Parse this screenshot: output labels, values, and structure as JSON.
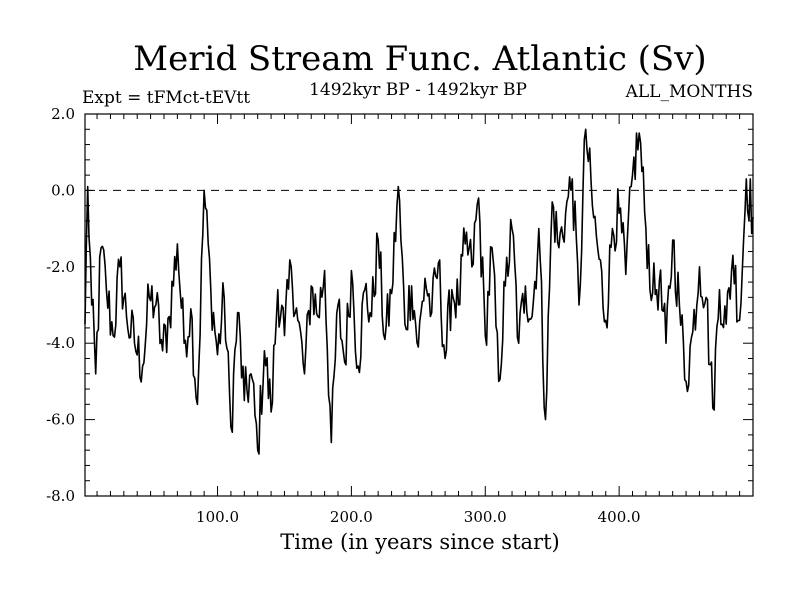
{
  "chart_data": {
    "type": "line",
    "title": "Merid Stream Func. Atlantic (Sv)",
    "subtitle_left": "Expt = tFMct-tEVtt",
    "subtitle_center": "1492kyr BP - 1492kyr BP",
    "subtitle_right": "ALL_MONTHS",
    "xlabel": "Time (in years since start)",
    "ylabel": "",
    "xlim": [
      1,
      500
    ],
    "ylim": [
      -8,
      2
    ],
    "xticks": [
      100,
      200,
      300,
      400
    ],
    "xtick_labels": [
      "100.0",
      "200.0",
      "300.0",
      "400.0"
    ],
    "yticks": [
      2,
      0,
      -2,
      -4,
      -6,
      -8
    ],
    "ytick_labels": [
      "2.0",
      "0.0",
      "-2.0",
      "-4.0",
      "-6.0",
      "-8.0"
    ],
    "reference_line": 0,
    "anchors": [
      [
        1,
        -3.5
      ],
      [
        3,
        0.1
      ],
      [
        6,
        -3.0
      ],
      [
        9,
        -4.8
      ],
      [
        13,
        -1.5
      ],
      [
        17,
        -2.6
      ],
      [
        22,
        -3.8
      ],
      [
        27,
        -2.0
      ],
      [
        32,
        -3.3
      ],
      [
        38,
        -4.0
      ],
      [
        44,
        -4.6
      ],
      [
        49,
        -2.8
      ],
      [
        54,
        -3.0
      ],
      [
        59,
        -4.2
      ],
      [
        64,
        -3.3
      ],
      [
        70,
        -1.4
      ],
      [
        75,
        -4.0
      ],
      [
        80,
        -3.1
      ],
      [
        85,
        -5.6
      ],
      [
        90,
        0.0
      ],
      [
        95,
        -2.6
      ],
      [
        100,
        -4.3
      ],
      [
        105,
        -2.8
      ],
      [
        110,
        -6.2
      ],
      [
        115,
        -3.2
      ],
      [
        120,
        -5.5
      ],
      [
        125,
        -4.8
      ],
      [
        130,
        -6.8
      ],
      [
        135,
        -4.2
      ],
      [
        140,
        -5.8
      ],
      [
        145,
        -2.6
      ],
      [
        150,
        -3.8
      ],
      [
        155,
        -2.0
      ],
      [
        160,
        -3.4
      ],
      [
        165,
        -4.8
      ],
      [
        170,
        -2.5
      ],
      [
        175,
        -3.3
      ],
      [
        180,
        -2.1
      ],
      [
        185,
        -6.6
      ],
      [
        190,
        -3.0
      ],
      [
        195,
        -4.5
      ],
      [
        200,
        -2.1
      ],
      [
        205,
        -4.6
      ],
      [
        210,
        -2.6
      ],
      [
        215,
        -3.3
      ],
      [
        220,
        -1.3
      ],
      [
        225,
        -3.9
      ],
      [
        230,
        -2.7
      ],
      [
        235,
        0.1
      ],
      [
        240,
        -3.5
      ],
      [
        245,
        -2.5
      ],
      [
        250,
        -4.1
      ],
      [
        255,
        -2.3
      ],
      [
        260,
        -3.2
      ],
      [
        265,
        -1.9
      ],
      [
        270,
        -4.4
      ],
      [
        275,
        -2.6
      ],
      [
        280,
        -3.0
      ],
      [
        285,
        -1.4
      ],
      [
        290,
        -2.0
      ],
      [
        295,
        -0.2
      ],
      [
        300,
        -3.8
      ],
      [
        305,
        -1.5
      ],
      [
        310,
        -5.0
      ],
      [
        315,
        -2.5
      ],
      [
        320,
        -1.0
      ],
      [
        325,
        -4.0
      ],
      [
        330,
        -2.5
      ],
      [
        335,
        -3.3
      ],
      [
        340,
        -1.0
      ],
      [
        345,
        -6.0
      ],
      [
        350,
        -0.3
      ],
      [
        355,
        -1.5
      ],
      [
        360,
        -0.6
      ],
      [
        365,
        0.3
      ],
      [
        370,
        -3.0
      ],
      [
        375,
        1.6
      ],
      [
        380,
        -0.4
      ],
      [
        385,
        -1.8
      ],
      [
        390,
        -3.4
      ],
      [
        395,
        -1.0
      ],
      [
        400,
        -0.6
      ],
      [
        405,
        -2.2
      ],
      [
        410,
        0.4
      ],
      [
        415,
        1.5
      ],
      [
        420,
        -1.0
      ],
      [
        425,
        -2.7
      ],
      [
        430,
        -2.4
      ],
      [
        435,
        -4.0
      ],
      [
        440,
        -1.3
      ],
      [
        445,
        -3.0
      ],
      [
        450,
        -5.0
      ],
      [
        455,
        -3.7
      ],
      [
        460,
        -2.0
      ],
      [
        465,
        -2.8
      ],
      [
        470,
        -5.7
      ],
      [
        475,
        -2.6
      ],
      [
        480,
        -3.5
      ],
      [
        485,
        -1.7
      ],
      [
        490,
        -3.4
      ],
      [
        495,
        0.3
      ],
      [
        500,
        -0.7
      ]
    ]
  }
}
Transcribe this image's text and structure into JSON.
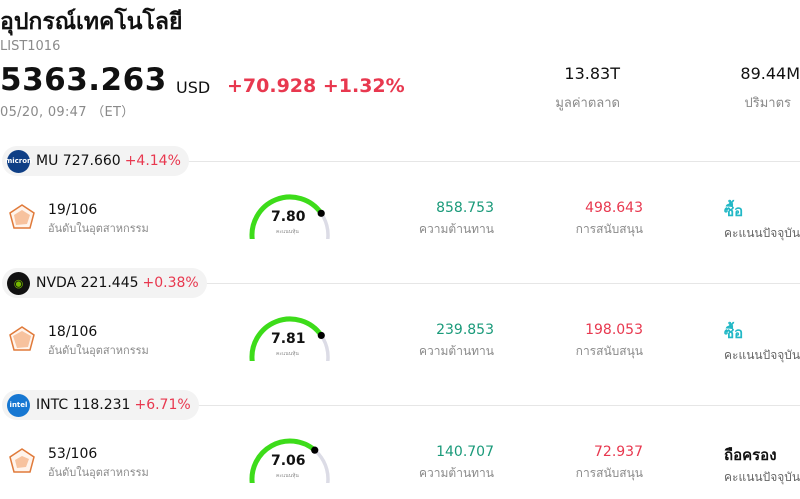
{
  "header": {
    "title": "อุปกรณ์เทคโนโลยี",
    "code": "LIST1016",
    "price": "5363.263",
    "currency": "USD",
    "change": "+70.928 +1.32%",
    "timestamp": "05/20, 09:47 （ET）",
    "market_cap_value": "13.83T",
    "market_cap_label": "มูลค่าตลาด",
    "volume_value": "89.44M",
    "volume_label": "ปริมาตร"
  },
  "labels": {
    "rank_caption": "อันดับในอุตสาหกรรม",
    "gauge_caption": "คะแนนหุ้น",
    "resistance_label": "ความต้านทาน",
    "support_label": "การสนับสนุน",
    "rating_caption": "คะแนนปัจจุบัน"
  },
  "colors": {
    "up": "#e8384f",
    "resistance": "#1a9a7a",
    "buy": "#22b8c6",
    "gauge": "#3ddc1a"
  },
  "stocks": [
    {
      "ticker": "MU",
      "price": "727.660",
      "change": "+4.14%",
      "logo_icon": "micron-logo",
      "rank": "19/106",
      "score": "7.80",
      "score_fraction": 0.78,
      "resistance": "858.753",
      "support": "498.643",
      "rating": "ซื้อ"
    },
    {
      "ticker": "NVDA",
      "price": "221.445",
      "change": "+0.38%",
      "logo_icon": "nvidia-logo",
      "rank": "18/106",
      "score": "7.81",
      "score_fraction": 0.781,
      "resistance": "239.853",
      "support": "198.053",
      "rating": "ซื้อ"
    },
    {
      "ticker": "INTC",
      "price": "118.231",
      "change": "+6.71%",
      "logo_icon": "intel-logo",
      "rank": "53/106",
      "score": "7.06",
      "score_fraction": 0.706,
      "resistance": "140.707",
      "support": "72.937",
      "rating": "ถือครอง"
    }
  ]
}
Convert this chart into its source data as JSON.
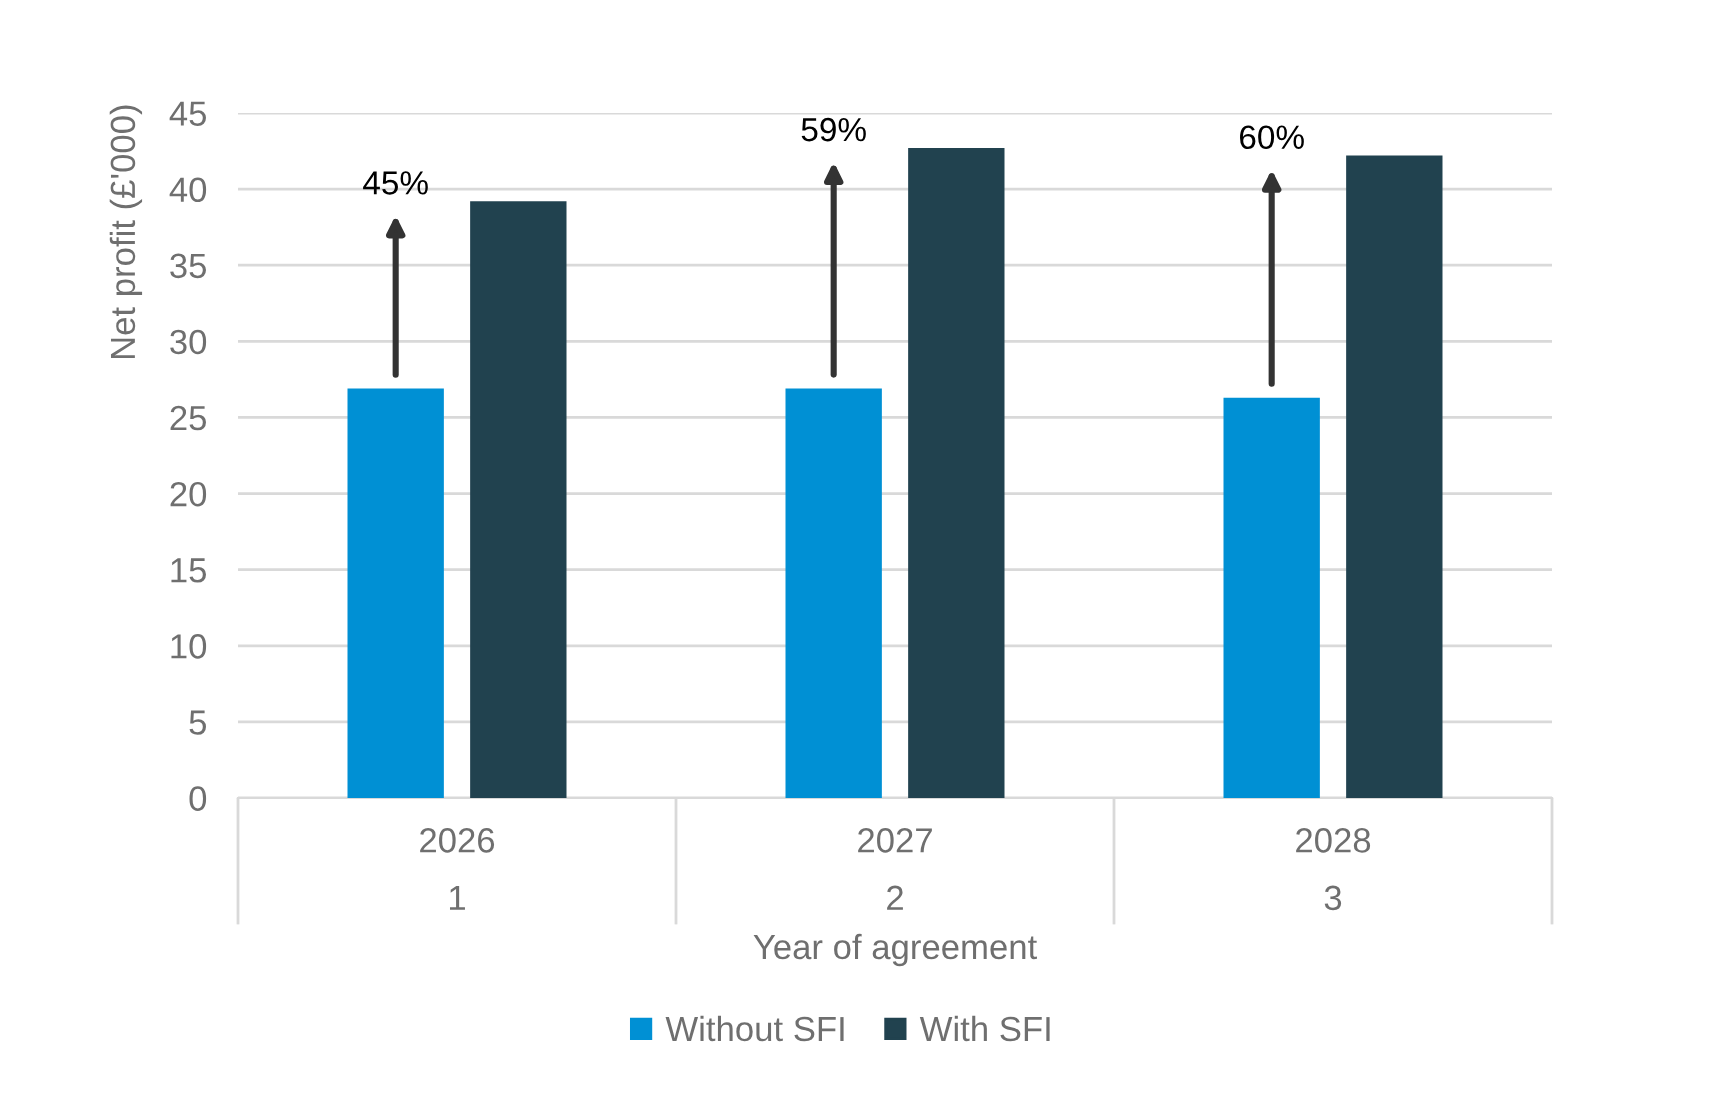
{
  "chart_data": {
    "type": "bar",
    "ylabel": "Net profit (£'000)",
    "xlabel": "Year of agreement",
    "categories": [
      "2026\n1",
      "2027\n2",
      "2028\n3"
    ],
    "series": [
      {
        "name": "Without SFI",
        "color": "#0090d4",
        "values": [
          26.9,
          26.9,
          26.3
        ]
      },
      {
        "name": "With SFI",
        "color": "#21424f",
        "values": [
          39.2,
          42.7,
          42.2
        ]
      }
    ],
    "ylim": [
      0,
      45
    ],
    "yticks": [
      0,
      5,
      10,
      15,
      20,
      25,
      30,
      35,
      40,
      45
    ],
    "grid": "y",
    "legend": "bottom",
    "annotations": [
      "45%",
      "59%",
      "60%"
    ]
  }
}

++++

**Exercise:**
In this exercise, set down all of the data exactly, without the pictures.

**Output for this task:**
Parse this screenshot: output labels, values, and structure as JSON.
{
  "chart_data": {
    "type": "line",
    "title": "Merid Stream Func. Atlantic (Sv)",
    "subtitle_left": "Expt = tFMct-tEVtt",
    "subtitle_center": "1492kyr BP - 1492kyr BP",
    "subtitle_right": "ALL_MONTHS",
    "xlabel": "Time (in years since start)",
    "ylabel": "",
    "xlim": [
      1,
      500
    ],
    "ylim": [
      -8,
      2
    ],
    "xticks": [
      100,
      200,
      300,
      400
    ],
    "xtick_labels": [
      "100.0",
      "200.0",
      "300.0",
      "400.0"
    ],
    "yticks": [
      2,
      0,
      -2,
      -4,
      -6,
      -8
    ],
    "ytick_labels": [
      "2.0",
      "0.0",
      "-2.0",
      "-4.0",
      "-6.0",
      "-8.0"
    ],
    "reference_line": 0,
    "anchors": [
      [
        1,
        -3.5
      ],
      [
        3,
        0.1
      ],
      [
        6,
        -3.0
      ],
      [
        9,
        -4.8
      ],
      [
        13,
        -1.5
      ],
      [
        17,
        -2.6
      ],
      [
        22,
        -3.8
      ],
      [
        27,
        -2.0
      ],
      [
        32,
        -3.3
      ],
      [
        38,
        -4.0
      ],
      [
        44,
        -4.6
      ],
      [
        49,
        -2.8
      ],
      [
        54,
        -3.0
      ],
      [
        59,
        -4.2
      ],
      [
        64,
        -3.3
      ],
      [
        70,
        -1.4
      ],
      [
        75,
        -4.0
      ],
      [
        80,
        -3.1
      ],
      [
        85,
        -5.6
      ],
      [
        90,
        0.0
      ],
      [
        95,
        -2.6
      ],
      [
        100,
        -4.3
      ],
      [
        105,
        -2.8
      ],
      [
        110,
        -6.2
      ],
      [
        115,
        -3.2
      ],
      [
        120,
        -5.5
      ],
      [
        125,
        -4.8
      ],
      [
        130,
        -6.8
      ],
      [
        135,
        -4.2
      ],
      [
        140,
        -5.8
      ],
      [
        145,
        -2.6
      ],
      [
        150,
        -3.8
      ],
      [
        155,
        -2.0
      ],
      [
        160,
        -3.4
      ],
      [
        165,
        -4.8
      ],
      [
        170,
        -2.5
      ],
      [
        175,
        -3.3
      ],
      [
        180,
        -2.1
      ],
      [
        185,
        -6.6
      ],
      [
        190,
        -3.0
      ],
      [
        195,
        -4.5
      ],
      [
        200,
        -2.1
      ],
      [
        205,
        -4.6
      ],
      [
        210,
        -2.6
      ],
      [
        215,
        -3.3
      ],
      [
        220,
        -1.3
      ],
      [
        225,
        -3.9
      ],
      [
        230,
        -2.7
      ],
      [
        235,
        0.1
      ],
      [
        240,
        -3.5
      ],
      [
        245,
        -2.5
      ],
      [
        250,
        -4.1
      ],
      [
        255,
        -2.3
      ],
      [
        260,
        -3.2
      ],
      [
        265,
        -1.9
      ],
      [
        270,
        -4.4
      ],
      [
        275,
        -2.6
      ],
      [
        280,
        -3.0
      ],
      [
        285,
        -1.4
      ],
      [
        290,
        -2.0
      ],
      [
        295,
        -0.2
      ],
      [
        300,
        -3.8
      ],
      [
        305,
        -1.5
      ],
      [
        310,
        -5.0
      ],
      [
        315,
        -2.5
      ],
      [
        320,
        -1.0
      ],
      [
        325,
        -4.0
      ],
      [
        330,
        -2.5
      ],
      [
        335,
        -3.3
      ],
      [
        340,
        -1.0
      ],
      [
        345,
        -6.0
      ],
      [
        350,
        -0.3
      ],
      [
        355,
        -1.5
      ],
      [
        360,
        -0.6
      ],
      [
        365,
        0.3
      ],
      [
        370,
        -3.0
      ],
      [
        375,
        1.6
      ],
      [
        380,
        -0.4
      ],
      [
        385,
        -1.8
      ],
      [
        390,
        -3.4
      ],
      [
        395,
        -1.0
      ],
      [
        400,
        -0.6
      ],
      [
        405,
        -2.2
      ],
      [
        410,
        0.4
      ],
      [
        415,
        1.5
      ],
      [
        420,
        -1.0
      ],
      [
        425,
        -2.7
      ],
      [
        430,
        -2.4
      ],
      [
        435,
        -4.0
      ],
      [
        440,
        -1.3
      ],
      [
        445,
        -3.0
      ],
      [
        450,
        -5.0
      ],
      [
        455,
        -3.7
      ],
      [
        460,
        -2.0
      ],
      [
        465,
        -2.8
      ],
      [
        470,
        -5.7
      ],
      [
        475,
        -2.6
      ],
      [
        480,
        -3.5
      ],
      [
        485,
        -1.7
      ],
      [
        490,
        -3.4
      ],
      [
        495,
        0.3
      ],
      [
        500,
        -0.7
      ]
    ]
  }
}
Transcribe this image's text and structure into JSON.
{
  "header": {
    "title": "อุปกรณ์เทคโนโลยี",
    "code": "LIST1016",
    "price": "5363.263",
    "currency": "USD",
    "change": "+70.928 +1.32%",
    "timestamp": "05/20, 09:47 （ET）",
    "market_cap_value": "13.83T",
    "market_cap_label": "มูลค่าตลาด",
    "volume_value": "89.44M",
    "volume_label": "ปริมาตร"
  },
  "labels": {
    "rank_caption": "อันดับในอุตสาหกรรม",
    "gauge_caption": "คะแนนหุ้น",
    "resistance_label": "ความต้านทาน",
    "support_label": "การสนับสนุน",
    "rating_caption": "คะแนนปัจจุบัน"
  },
  "colors": {
    "up": "#e8384f",
    "resistance": "#1a9a7a",
    "buy": "#22b8c6",
    "gauge": "#3ddc1a"
  },
  "stocks": [
    {
      "ticker": "MU",
      "price": "727.660",
      "change": "+4.14%",
      "logo_icon": "micron-logo",
      "rank": "19/106",
      "score": "7.80",
      "score_fraction": 0.78,
      "resistance": "858.753",
      "support": "498.643",
      "rating": "ซื้อ"
    },
    {
      "ticker": "NVDA",
      "price": "221.445",
      "change": "+0.38%",
      "logo_icon": "nvidia-logo",
      "rank": "18/106",
      "score": "7.81",
      "score_fraction": 0.781,
      "resistance": "239.853",
      "support": "198.053",
      "rating": "ซื้อ"
    },
    {
      "ticker": "INTC",
      "price": "118.231",
      "change": "+6.71%",
      "logo_icon": "intel-logo",
      "rank": "53/106",
      "score": "7.06",
      "score_fraction": 0.706,
      "resistance": "140.707",
      "support": "72.937",
      "rating": "ถือครอง"
    }
  ]
}
Convert this chart into its source data as JSON.
{
  "chart_data": {
    "type": "bar",
    "ylabel": "Net profit (£'000)",
    "xlabel": "Year of agreement",
    "categories": [
      "2026\n1",
      "2027\n2",
      "2028\n3"
    ],
    "series": [
      {
        "name": "Without SFI",
        "color": "#0090d4",
        "values": [
          26.9,
          26.9,
          26.3
        ]
      },
      {
        "name": "With SFI",
        "color": "#21424f",
        "values": [
          39.2,
          42.7,
          42.2
        ]
      }
    ],
    "ylim": [
      0,
      45
    ],
    "yticks": [
      0,
      5,
      10,
      15,
      20,
      25,
      30,
      35,
      40,
      45
    ],
    "grid": "y",
    "legend": "bottom",
    "annotations": [
      "45%",
      "59%",
      "60%"
    ]
  }
}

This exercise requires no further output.